**本文抜粋**
******

Nature Genetics 44, 6 doi: 10.1038/ng.2273

タイ肝吸虫(Opisthorchis viverrini)に関連する胆管がん(CCA)は、致死的な胆管がんで、この寄生虫がよく見られる地域では主要な公衆衛生問題になっている。本報告では、8個のタイ肝吸虫関連腫瘍とそれらに対応した正常組織の全エキソーム配列決定について報告する。我々は、サンガー配列決定法を用いて187遺伝子の206個の体細胞変異を同定および検証し、15遺伝子を選択して、さらにCCA患者46人(症例)において変異の頻度(保持率)をスクリーニングした。既知のがん関連遺伝子であるTP53(症例の44.4%で変異が見られる)、KRAS(16.7%)およびSMAD4(16.7%)に加えて、症例の14.8〜3.7%において関連が示唆される10個の新規遺伝子に体細胞変異を同定した。これらには、MLL3(症例の14.8%)、ROBO2(9.3%)、RNF43(9.3%)およびPEG3(5.6%)の不活性化変異、GNASがん遺伝子(9.3%)の活性化変異が含まれていた。これらの遺伝子には、(i)ヒストン修飾因子の不活性化、(ii)Gタンパク質シグナル伝達の活性化、(iii)ゲノム安定性の喪失と、広く3つの生物学的クラスに分類できる機能がある。この研究はタイ肝吸虫に関連するCCAに寄与する変異の全体像を理解する手がかりとなる。

******

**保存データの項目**

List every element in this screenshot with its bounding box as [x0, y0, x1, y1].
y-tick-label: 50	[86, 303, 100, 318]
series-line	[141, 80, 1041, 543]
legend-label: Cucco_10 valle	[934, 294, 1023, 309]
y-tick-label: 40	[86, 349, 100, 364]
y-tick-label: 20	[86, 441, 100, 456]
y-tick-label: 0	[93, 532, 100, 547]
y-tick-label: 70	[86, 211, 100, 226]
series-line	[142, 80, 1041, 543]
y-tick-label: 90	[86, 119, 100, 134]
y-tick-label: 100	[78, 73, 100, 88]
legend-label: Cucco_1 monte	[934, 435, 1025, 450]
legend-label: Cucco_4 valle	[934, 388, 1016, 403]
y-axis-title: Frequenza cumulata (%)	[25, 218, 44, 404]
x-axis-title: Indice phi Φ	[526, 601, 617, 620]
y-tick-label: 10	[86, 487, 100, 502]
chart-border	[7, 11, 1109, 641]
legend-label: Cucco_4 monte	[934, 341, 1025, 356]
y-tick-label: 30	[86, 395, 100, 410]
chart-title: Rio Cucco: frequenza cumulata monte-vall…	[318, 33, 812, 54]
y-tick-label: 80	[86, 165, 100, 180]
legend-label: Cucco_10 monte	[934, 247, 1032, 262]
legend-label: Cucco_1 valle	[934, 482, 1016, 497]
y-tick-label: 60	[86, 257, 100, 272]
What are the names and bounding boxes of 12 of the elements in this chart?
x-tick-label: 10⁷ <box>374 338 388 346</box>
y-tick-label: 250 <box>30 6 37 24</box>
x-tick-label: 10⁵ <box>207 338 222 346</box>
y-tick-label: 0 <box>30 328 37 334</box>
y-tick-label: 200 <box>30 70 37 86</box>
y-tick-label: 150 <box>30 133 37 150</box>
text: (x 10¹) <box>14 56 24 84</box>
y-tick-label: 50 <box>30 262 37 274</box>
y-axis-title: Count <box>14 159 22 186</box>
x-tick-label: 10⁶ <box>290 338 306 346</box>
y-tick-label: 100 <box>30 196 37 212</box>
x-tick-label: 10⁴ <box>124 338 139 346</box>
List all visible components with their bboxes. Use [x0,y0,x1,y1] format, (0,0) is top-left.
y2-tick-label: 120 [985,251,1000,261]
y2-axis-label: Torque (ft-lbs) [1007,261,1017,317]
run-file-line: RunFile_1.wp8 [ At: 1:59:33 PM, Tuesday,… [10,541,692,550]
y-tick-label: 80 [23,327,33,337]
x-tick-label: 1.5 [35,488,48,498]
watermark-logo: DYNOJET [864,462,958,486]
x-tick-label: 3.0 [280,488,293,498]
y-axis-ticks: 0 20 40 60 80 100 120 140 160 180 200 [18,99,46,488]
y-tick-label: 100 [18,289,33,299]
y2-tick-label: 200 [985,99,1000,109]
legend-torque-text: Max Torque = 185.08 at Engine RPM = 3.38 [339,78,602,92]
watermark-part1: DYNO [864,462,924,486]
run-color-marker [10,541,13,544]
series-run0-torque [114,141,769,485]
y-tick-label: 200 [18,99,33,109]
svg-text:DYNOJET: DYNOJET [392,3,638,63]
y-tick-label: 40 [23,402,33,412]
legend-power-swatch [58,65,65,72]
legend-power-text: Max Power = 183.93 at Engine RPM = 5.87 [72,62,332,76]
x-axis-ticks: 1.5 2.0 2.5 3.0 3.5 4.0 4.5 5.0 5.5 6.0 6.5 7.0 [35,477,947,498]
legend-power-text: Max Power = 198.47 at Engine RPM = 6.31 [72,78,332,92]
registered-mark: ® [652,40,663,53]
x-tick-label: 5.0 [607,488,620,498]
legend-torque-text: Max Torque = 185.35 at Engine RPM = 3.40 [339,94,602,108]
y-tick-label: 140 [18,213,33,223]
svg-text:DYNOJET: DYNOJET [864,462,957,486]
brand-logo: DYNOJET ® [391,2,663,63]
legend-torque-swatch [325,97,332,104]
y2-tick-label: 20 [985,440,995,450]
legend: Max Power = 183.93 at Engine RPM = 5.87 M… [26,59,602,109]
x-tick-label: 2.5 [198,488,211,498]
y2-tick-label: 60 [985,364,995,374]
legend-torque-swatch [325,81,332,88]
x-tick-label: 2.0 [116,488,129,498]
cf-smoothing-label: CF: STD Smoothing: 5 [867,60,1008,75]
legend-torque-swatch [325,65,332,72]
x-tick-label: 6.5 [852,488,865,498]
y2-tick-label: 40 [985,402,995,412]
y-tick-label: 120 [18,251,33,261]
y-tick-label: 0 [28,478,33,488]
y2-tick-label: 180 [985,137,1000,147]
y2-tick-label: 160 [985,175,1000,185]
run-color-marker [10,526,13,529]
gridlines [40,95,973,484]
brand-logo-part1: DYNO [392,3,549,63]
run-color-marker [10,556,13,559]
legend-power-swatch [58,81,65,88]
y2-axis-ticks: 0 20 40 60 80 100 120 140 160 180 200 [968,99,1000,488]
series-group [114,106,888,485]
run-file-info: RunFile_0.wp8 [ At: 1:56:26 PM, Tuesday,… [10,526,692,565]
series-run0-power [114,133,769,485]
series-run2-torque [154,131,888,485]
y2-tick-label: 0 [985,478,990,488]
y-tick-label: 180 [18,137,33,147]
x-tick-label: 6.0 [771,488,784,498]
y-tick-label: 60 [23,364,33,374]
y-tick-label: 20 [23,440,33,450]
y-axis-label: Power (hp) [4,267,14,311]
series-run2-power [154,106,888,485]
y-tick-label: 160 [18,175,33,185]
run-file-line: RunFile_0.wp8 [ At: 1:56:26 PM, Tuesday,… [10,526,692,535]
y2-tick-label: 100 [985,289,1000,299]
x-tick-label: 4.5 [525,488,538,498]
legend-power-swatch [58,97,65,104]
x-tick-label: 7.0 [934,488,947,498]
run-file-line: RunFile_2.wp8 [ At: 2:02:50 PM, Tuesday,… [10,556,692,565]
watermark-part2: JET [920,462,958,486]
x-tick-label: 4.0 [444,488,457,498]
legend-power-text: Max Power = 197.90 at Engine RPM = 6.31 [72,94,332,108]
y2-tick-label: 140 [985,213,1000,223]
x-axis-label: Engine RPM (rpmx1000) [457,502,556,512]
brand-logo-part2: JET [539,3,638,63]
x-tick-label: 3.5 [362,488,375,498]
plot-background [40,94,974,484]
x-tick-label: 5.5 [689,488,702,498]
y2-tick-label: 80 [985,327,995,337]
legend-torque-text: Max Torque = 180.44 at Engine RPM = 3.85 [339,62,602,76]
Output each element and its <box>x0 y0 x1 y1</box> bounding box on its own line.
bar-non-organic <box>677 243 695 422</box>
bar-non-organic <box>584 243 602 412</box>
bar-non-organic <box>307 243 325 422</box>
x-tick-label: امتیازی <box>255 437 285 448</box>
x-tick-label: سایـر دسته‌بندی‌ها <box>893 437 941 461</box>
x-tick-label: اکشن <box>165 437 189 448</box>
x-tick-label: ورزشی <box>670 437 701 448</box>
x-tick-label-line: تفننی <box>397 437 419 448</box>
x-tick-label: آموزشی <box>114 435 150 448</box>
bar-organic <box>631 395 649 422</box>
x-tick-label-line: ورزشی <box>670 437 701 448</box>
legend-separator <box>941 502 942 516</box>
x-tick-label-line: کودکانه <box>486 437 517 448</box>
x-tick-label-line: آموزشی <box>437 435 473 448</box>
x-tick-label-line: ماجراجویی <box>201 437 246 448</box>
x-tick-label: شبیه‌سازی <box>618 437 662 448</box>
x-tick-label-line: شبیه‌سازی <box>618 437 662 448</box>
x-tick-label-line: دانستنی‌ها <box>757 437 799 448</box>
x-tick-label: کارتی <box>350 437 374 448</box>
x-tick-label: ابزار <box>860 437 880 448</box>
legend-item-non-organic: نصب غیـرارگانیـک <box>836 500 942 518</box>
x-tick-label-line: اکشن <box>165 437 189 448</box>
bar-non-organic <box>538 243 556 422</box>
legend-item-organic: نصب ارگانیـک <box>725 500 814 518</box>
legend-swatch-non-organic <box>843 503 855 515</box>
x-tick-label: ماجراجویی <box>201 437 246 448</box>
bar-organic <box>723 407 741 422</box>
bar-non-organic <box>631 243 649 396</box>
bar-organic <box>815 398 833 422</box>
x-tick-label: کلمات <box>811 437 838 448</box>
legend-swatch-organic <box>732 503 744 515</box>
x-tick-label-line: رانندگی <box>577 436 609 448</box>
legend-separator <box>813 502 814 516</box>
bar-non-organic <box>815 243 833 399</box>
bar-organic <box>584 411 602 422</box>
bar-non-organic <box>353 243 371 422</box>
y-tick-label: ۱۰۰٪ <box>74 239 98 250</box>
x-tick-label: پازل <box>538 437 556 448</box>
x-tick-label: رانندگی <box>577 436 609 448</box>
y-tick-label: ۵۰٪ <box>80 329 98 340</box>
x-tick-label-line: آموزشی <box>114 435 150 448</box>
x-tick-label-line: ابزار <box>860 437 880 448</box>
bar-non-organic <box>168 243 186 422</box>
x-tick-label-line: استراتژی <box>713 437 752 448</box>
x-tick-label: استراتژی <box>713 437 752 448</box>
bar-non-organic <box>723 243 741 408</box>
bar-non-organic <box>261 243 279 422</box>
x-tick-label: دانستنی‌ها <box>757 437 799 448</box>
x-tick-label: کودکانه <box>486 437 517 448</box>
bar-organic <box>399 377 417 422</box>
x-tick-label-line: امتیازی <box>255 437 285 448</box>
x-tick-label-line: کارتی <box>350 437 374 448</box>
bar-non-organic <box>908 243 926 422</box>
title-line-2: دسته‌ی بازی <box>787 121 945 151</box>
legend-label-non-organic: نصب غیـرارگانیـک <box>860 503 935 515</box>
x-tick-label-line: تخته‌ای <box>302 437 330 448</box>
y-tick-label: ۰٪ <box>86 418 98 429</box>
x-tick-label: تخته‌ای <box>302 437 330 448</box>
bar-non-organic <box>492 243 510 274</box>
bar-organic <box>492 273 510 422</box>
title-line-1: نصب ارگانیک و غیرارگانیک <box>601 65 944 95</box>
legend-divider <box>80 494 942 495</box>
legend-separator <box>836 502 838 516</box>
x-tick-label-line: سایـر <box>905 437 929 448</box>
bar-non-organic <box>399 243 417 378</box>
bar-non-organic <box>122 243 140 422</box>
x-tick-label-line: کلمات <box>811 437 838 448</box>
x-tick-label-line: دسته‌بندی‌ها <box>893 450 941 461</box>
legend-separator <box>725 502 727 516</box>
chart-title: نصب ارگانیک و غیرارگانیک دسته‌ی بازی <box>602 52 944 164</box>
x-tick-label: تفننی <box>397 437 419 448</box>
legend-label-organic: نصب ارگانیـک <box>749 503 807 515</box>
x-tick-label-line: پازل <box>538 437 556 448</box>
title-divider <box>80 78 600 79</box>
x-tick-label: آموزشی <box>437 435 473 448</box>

******

**作業内容**
胆管がんについての本文抜粋のうち、「Nature Genetics 44, 6」と「像を理解する手がかりとなる。」の間を両端も含めて一字一句そのまま書き写すこと。 資料は今回の作業には不要である。

**解答**
Nature Genetics 44, 6 doi: 10.1038/ng.2273

タイ肝吸虫(Opisthorchis viverrini)に関連する胆管がん(CCA)は、致死的な胆管がんで、この寄生虫がよく見られる地域では主要な公衆衛生問題になっている。本報告では、8個のタイ肝吸虫関連腫瘍とそれらに対応した正常組織の全エキソーム配列決定について報告する。我々は、サンガー配列決定法を用いて187遺伝子の206個の体細胞変異を同定および検証し、15遺伝子を選択して、さらにCCA患者46人(症例)において変異の頻度(保持率)をスクリーニングした。既知のがん関連遺伝子であるTP53(症例の44.4%で変異が見られる)、KRAS(16.7%)およびSMAD4(16.7%)に加えて、症例の14.8〜3.7%において関連が示唆される10個の新規遺伝子に体細胞変異を同定した。これらには、MLL3(症例の14.8%)、ROBO2(9.3%)、RNF43(9.3%)およびPEG3(5.6%)の不活性化変異、GNASがん遺伝子(9.3%)の活性化変異が含まれていた。これらの遺伝子には、(i)ヒストン修飾因子の不活性化、(ii)Gタンパク質シグナル伝達の活性化、(iii)ゲノム安定性の喪失と、広く3つの生物学的クラスに分類できる機能がある。この研究はタイ肝吸虫に関連するCCAに寄与する変異の全体像を理解する手がかりとなる。